* Set problem *
Extract and list every line that contains the word "species".

BEGIN Items

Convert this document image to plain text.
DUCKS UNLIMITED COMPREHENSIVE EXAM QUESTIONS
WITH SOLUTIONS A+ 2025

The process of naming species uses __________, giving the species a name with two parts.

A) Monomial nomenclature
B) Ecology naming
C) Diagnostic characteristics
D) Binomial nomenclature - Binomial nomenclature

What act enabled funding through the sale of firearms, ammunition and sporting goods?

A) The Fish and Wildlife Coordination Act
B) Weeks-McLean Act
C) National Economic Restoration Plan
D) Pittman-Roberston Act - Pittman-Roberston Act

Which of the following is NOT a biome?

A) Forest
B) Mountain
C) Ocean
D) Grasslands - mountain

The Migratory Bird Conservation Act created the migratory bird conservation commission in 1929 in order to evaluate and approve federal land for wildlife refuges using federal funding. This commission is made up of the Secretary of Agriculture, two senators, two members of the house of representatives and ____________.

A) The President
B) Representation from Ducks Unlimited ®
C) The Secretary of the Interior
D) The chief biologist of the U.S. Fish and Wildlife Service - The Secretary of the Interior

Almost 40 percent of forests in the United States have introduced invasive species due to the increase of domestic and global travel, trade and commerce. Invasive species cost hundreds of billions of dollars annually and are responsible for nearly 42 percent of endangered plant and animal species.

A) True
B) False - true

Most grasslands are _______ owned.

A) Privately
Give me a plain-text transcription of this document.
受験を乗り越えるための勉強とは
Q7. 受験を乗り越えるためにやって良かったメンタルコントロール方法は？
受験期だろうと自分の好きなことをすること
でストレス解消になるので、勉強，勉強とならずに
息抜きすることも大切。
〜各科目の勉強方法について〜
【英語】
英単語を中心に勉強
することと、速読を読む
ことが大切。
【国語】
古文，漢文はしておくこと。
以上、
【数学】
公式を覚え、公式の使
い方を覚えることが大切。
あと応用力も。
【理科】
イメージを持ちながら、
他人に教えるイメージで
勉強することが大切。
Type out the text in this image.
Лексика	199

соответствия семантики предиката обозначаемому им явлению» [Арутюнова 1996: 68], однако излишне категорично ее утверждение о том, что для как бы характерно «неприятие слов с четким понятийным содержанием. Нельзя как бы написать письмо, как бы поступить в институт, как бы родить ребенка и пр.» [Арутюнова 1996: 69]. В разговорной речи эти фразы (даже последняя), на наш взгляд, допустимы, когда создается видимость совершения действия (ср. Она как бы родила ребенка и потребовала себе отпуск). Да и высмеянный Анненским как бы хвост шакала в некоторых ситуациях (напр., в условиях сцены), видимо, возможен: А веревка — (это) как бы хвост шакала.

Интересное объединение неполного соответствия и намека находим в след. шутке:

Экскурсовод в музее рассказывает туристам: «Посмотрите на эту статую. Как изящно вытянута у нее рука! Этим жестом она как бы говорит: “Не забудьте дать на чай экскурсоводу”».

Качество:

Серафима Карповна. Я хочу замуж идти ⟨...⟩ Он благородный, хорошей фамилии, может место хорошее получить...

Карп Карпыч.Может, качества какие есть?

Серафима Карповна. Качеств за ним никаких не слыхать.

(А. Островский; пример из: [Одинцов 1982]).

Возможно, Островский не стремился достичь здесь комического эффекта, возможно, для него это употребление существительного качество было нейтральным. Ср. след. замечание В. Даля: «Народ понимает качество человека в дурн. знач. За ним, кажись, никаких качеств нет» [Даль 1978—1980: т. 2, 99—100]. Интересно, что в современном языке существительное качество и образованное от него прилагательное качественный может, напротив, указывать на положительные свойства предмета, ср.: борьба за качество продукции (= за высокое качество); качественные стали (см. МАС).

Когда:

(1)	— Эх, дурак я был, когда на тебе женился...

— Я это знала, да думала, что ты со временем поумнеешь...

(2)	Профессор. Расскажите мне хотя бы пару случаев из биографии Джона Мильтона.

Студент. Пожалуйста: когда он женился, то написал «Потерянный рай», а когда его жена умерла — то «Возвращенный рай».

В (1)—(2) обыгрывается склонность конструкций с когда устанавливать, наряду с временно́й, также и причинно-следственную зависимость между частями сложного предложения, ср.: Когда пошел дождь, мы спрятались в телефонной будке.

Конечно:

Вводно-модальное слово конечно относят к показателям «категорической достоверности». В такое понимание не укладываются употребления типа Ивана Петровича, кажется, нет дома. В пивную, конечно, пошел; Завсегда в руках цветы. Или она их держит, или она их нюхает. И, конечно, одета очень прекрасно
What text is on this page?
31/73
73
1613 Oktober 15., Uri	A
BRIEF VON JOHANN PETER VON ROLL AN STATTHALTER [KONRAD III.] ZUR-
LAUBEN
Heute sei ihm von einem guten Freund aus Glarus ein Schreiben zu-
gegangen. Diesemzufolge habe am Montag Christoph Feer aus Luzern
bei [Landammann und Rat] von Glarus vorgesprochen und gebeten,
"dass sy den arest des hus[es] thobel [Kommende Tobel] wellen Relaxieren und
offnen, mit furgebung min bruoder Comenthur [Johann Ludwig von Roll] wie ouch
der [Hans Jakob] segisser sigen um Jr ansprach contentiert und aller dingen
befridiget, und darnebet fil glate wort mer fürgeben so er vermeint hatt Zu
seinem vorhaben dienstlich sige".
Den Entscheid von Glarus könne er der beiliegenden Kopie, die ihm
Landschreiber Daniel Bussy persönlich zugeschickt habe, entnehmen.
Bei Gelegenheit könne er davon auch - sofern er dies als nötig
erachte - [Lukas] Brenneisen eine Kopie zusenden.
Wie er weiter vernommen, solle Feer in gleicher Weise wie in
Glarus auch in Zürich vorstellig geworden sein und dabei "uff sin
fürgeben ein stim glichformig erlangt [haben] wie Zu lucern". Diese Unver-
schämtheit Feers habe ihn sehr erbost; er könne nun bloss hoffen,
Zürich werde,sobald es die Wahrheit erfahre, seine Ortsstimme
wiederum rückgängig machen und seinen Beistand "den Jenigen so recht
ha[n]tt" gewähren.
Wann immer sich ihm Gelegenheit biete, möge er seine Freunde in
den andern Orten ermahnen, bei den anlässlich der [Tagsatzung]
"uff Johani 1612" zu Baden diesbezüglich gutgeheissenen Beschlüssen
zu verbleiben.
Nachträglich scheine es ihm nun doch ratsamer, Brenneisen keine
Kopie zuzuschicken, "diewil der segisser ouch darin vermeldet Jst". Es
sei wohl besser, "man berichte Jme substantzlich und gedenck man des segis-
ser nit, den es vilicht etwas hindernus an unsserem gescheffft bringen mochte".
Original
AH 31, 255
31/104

END Items

* Reply to the task *
The process of naming species uses __________, giving the species a name with two parts.
Almost 40 percent of forests in the United States have introduced invasive species due to the increase of domestic and global travel, trade and commerce. Invasive species cost hundreds of billions of dollars annually and are responsible for nearly 42 percent of endangered plant and animal species.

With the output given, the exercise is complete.